● PROBLEM: Send back all the data below, exactly as given.

● Records from a data source:
============

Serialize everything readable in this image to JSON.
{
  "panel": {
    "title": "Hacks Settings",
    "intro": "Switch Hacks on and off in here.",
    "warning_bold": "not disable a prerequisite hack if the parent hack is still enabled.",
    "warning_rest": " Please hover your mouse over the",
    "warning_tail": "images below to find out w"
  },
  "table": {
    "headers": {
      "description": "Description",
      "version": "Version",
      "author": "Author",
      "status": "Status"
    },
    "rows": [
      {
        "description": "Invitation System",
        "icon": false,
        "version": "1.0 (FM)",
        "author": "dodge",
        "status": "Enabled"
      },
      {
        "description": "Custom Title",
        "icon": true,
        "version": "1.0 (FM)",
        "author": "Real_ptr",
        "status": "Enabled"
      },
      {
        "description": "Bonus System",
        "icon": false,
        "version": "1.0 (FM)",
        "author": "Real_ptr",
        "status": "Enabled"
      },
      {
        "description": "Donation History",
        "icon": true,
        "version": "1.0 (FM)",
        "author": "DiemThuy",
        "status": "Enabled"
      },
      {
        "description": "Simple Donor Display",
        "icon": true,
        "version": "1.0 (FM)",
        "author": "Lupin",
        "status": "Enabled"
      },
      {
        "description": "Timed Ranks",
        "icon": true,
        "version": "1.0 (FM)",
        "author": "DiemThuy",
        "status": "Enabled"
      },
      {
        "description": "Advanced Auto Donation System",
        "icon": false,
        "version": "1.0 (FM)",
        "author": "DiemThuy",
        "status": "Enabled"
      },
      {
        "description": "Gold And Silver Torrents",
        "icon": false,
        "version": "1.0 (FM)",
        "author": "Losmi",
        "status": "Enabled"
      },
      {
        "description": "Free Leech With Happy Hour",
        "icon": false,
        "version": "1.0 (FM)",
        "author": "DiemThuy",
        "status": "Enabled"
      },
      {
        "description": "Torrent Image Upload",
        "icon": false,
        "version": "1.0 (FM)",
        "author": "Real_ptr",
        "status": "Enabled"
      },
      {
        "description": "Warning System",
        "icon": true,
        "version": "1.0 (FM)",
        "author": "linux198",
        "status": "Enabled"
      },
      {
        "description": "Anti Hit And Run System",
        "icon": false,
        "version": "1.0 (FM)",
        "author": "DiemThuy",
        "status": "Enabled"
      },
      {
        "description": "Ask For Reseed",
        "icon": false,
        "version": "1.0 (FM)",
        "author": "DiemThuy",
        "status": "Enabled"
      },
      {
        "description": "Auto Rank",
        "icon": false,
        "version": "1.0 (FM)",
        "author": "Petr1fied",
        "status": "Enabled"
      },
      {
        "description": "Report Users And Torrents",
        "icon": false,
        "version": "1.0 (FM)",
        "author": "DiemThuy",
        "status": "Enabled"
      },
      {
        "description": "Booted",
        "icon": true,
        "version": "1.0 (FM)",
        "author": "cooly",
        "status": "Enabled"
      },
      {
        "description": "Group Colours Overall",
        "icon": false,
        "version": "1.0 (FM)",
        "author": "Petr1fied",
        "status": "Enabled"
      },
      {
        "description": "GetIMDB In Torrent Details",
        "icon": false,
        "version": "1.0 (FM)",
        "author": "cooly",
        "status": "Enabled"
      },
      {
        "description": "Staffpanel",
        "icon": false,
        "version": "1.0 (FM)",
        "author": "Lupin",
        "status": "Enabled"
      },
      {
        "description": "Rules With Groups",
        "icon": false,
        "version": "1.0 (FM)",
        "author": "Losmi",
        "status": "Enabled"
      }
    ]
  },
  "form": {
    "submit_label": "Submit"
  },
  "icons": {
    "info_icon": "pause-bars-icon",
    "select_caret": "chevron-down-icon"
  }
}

============

● ANSWER TO THE EXERCISE:
Serialize everything readable in this image to JSON.
{
  "panel": {
    "title": "Hacks Settings",
    "intro": "Switch Hacks on and off in here.",
    "warning_bold": "not disable a prerequisite hack if the parent hack is still enabled.",
    "warning_rest": " Please hover your mouse over the",
    "warning_tail": "images below to find out w"
  },
  "table": {
    "headers": {
      "description": "Description",
      "version": "Version",
      "author": "Author",
      "status": "Status"
    },
    "rows": [
      {
        "description": "Invitation System",
        "icon": false,
        "version": "1.0 (FM)",
        "author": "dodge",
        "status": "Enabled"
      },
      {
        "description": "Custom Title",
        "icon": true,
        "version": "1.0 (FM)",
        "author": "Real_ptr",
        "status": "Enabled"
      },
      {
        "description": "Bonus System",
        "icon": false,
        "version": "1.0 (FM)",
        "author": "Real_ptr",
        "status": "Enabled"
      },
      {
        "description": "Donation History",
        "icon": true,
        "version": "1.0 (FM)",
        "author": "DiemThuy",
        "status": "Enabled"
      },
      {
        "description": "Simple Donor Display",
        "icon": true,
        "version": "1.0 (FM)",
        "author": "Lupin",
        "status": "Enabled"
      },
      {
        "description": "Timed Ranks",
        "icon": true,
        "version": "1.0 (FM)",
        "author": "DiemThuy",
        "status": "Enabled"
      },
      {
        "description": "Advanced Auto Donation System",
        "icon": false,
        "version": "1.0 (FM)",
        "author": "DiemThuy",
        "status": "Enabled"
      },
      {
        "description": "Gold And Silver Torrents",
        "icon": false,
        "version": "1.0 (FM)",
        "author": "Losmi",
        "status": "Enabled"
      },
      {
        "description": "Free Leech With Happy Hour",
        "icon": false,
        "version": "1.0 (FM)",
        "author": "DiemThuy",
        "status": "Enabled"
      },
      {
        "description": "Torrent Image Upload",
        "icon": false,
        "version": "1.0 (FM)",
        "author": "Real_ptr",
        "status": "Enabled"
      },
      {
        "description": "Warning System",
        "icon": true,
        "version": "1.0 (FM)",
        "author": "linux198",
        "status": "Enabled"
      },
      {
        "description": "Anti Hit And Run System",
        "icon": false,
        "version": "1.0 (FM)",
        "author": "DiemThuy",
        "status": "Enabled"
      },
      {
        "description": "Ask For Reseed",
        "icon": false,
        "version": "1.0 (FM)",
        "author": "DiemThuy",
        "status": "Enabled"
      },
      {
        "description": "Auto Rank",
        "icon": false,
        "version": "1.0 (FM)",
        "author": "Petr1fied",
        "status": "Enabled"
      },
      {
        "description": "Report Users And Torrents",
        "icon": false,
        "version": "1.0 (FM)",
        "author": "DiemThuy",
        "status": "Enabled"
      },
      {
        "description": "Booted",
        "icon": true,
        "version": "1.0 (FM)",
        "author": "cooly",
        "status": "Enabled"
      },
      {
        "description": "Group Colours Overall",
        "icon": false,
        "version": "1.0 (FM)",
        "author": "Petr1fied",
        "status": "Enabled"
      },
      {
        "description": "GetIMDB In Torrent Details",
        "icon": false,
        "version": "1.0 (FM)",
        "author": "cooly",
        "status": "Enabled"
      },
      {
        "description": "Staffpanel",
        "icon": false,
        "version": "1.0 (FM)",
        "author": "Lupin",
        "status": "Enabled"
      },
      {
        "description": "Rules With Groups",
        "icon": false,
        "version": "1.0 (FM)",
        "author": "Losmi",
        "status": "Enabled"
      }
    ]
  },
  "form": {
    "submit_label": "Submit"
  },
  "icons": {
    "info_icon": "pause-bars-icon",
    "select_caret": "chevron-down-icon"
  }
}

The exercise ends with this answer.